● **Required work**
A - In the forum thread on wildcard search and lower-casing below, translate the sentence "It would be a good field test if that worked for you." into Spanish.
B - According to the forum thread on wildcard search and lower-casing below, which JIRA issue must be marked "Resolution: Fixed" before any of the described steps can be taken?
C - Carry the forum thread on wildcard search and lower-casing below further, starting after its final sentence.

● **Selected passage**

Re: wild card search and lower-casing

Posted by Erick Erickson <er...@gmail.com>.

No, no, no.... That's something buried in Lucene, it has nothing to
do with the patch! The patch has NOT yet been applied to any
released code.

You could pull the patch from the JIRA and apply it to trunk locally if
you wanted. But there's no patch for 3.x, I'll probably put that up
over the holiday.

But things have changed a bit (one of the things I'll have to do is
create some documentation). You *should* be able to specify
just legacyMultiTerm="true" in your <fieldType> if you want to
apply the 3.x patch to pre 3.6 code. It would be a good field test
if that worked for you.

But you can't do any of this until the JIRA (SOLR-2438) is
marked "Resolution: Fixed".

Don't be fooled by "Fix Version". "Fix Version" simply says
that those are the earliest versions it *could* go in.

Best
Erick

Best
Erick

On Tue, Nov 22, 2011 at 6:32 AM, Dmitry Kan <dm...@gmail.com> wrote:
> I guess, I have found your comment, thanks.
>
> For our current needs I have just set:
>
> setLowercaseExpandedTerms(true); // changed from default false
>
> in the SolrQueryParser's constructor and that seem to work so far.
>
> In order not to start a separate thread on wildcards. Is it so, that for
> the trailing wildcard there is a minimum of 2 preceding characters for a
> search to happen?
>
> Dmitry
>
> On Mon, Nov 21, 2011 at 2:59 PM, Erick Erickson <er...@gmail.com>wrote:
>
>> It may be. The tricky bit is that there is a constant governing the
>> behavior of
>> this that restricts it to 3.6 and above. You'll have to change it after
>> applying
>> the patch for this to work for you. Should be trivial, I'll leave a note
>> in the
>> code about this, look for SOLR-2438 in the 3x code line for the place
>> to change.
>>
>> On Mon, Nov 21, 2011 at 2:14 AM, Dmitry Kan <dm...@gmail.com> wrote:
>> > Thanks Erick.
>> >
>> > Do you think the patch you are working on will be applicable as well to
>> 3.4?

● **Material shown**
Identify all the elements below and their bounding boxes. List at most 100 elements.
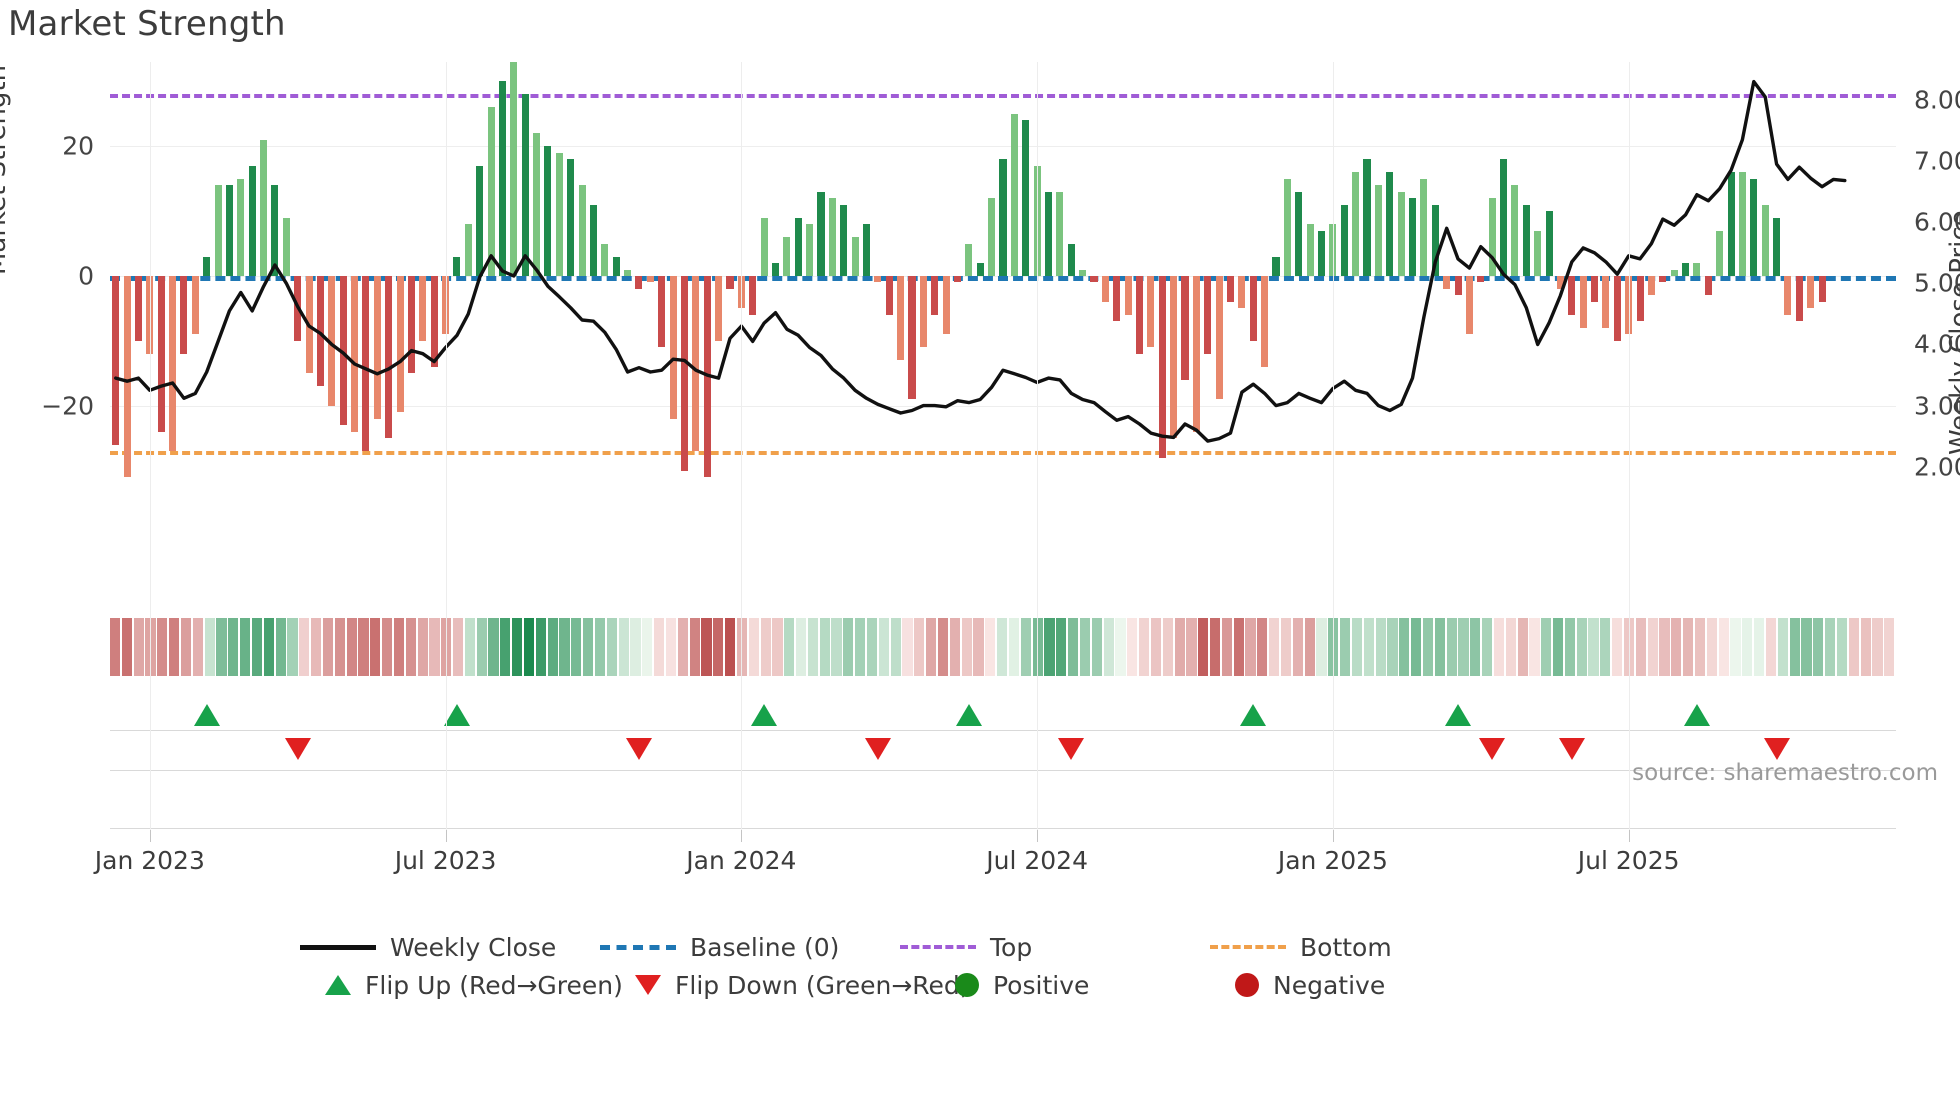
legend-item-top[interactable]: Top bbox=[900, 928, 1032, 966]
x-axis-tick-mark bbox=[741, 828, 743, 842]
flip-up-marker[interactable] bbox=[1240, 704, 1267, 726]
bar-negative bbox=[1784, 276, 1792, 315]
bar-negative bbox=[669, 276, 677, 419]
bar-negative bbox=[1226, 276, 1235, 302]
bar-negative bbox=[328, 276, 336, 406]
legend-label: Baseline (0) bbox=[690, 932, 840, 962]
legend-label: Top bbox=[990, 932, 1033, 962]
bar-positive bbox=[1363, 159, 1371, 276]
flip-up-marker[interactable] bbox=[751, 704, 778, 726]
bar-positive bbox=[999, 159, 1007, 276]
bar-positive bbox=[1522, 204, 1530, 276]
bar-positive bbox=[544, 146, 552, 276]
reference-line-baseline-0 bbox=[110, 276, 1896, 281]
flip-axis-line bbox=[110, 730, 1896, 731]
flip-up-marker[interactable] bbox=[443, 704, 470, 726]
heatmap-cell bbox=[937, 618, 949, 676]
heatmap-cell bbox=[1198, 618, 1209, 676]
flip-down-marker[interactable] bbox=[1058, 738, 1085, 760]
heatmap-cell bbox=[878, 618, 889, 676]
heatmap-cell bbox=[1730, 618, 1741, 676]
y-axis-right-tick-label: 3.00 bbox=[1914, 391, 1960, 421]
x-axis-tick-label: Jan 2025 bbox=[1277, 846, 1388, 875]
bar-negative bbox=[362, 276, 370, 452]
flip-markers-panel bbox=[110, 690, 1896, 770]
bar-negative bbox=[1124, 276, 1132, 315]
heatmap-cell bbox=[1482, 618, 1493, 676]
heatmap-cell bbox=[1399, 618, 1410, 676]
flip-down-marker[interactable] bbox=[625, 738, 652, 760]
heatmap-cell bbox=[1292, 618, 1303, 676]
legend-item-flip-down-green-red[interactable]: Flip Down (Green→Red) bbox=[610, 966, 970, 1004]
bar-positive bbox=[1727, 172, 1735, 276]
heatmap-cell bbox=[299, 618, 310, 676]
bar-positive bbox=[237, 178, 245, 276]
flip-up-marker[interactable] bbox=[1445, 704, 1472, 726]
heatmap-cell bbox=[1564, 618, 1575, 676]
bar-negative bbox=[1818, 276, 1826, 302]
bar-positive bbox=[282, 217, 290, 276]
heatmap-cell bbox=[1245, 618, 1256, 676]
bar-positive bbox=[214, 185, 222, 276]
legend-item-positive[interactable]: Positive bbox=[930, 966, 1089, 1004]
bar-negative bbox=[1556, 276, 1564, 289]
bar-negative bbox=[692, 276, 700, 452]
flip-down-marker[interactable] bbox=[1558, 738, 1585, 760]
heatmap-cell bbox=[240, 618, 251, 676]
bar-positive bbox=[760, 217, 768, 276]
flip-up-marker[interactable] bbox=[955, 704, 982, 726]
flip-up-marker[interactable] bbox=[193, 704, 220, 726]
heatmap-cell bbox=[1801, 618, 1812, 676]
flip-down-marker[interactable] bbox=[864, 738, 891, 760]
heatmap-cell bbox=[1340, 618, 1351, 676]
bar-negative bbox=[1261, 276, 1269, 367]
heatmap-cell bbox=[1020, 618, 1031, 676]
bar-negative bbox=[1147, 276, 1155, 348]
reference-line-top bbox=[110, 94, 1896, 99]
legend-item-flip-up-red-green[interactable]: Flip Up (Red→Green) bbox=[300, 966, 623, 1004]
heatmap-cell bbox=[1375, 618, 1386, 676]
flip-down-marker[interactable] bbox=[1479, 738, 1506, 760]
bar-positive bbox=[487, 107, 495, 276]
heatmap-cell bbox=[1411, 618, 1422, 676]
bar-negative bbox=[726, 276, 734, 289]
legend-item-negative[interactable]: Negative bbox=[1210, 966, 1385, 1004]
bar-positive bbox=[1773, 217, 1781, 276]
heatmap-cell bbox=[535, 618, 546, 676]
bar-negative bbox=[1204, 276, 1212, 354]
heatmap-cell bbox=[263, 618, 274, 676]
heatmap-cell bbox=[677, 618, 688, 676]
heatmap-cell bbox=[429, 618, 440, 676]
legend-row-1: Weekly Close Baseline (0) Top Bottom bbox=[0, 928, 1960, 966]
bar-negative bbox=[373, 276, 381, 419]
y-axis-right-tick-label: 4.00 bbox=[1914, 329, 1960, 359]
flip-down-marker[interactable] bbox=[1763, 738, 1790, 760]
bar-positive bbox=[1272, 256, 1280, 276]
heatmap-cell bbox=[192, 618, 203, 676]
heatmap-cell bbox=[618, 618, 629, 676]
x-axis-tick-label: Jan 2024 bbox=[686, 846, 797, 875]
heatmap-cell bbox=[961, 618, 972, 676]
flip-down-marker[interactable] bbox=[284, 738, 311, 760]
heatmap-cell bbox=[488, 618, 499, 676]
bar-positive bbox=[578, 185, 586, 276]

● **Task answers**
A - Sería una buena prueba de campo si eso le funcionara.

B - SOLR-2438

C -
>> >
>> > Best,
>> > Dmitry
>> >
>> > On Mon, Nov 21, 2011 at 5:06 AM, Erick Erickson <erickerickson@gmail.com
>> >wrote:
>> >
>> >> As it happens I'm working on SOLR-2438 which should address this. This
>> >> patch
>> >> will provide two things:
>> >>
>> >> The ability to define a new analysis chain in your schema.xml, currently
>> >> called
>> >> "multiterm" that will be applied to queries of various sorts,
>> >> including wildcard,
>> >> prefix, range. This will be somewhat of an "expert" thing to make
>> >> yourself...
>> >>
>> >> In the absence of an explicit definition it'll synthesize a multiterm
>> >> analyzer
>> >> out of the query analyzer, taking any char fitlers, and
>> >> lowercaseFilter (if present),
>> >> and ASCIIFoldingfilter (if present) and putting them in the multiterm
>> >> analyzer along
>> >> with a (hardcoded) WhitespaceTokenizer.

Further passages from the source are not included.